### GIVEN REQUEST
Your task is to gather the lines below that hold the string "JSON".

### Rows from a figure dataset
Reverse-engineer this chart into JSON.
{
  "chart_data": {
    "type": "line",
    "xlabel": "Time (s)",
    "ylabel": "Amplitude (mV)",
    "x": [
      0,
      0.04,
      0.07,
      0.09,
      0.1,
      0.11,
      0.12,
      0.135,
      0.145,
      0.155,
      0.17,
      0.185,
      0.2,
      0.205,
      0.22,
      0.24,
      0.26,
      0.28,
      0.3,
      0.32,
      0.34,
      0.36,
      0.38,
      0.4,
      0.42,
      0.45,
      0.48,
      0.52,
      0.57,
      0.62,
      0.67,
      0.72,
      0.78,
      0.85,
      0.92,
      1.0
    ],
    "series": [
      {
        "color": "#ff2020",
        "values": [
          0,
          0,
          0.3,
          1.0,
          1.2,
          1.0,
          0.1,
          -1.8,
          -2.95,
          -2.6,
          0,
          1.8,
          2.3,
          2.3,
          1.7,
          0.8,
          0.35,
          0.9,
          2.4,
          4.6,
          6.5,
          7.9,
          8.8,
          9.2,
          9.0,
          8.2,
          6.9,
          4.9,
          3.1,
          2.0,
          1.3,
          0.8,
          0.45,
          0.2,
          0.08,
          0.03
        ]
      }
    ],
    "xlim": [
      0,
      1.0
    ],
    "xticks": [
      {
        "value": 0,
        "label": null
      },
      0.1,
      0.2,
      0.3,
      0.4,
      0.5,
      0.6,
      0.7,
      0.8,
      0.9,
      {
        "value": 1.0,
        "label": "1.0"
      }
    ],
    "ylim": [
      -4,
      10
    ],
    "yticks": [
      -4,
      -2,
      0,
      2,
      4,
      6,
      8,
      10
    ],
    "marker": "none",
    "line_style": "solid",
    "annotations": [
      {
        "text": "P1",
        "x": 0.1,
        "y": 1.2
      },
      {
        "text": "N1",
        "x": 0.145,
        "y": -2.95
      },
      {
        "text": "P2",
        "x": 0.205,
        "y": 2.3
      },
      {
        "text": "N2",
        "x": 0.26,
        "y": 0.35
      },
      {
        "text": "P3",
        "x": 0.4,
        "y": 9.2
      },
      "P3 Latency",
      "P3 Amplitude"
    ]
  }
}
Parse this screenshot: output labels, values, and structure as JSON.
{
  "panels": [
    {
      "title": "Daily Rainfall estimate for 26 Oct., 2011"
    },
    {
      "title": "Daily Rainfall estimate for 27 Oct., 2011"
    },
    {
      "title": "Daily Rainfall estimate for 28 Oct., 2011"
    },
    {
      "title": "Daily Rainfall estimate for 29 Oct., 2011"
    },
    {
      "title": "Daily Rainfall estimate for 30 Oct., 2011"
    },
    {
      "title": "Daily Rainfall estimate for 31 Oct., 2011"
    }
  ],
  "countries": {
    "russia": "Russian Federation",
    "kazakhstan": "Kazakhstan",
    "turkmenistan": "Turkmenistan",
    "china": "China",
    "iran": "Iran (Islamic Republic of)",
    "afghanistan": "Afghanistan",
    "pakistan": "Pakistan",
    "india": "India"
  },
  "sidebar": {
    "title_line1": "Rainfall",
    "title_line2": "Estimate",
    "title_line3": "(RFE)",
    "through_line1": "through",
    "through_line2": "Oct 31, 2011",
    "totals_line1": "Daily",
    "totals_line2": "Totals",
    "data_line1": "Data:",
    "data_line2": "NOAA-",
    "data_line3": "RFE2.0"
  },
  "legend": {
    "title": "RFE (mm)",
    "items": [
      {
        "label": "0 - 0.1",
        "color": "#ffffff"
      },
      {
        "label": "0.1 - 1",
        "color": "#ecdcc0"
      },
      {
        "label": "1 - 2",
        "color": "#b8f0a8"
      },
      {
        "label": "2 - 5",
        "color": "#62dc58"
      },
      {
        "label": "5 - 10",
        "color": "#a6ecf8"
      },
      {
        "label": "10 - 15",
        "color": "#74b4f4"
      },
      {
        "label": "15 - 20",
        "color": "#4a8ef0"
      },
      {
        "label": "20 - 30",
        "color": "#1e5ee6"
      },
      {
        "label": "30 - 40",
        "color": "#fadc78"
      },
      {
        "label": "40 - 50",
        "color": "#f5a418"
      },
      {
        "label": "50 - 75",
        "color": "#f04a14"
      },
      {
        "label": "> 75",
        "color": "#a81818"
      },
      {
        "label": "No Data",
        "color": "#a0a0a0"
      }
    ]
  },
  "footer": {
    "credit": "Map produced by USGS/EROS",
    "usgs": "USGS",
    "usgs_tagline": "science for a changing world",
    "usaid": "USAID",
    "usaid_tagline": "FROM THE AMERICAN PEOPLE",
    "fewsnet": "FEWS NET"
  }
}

### ANSWER TO THIS PROBLEM
Reverse-engineer this chart into JSON.
Parse this screenshot: output labels, values, and structure as JSON.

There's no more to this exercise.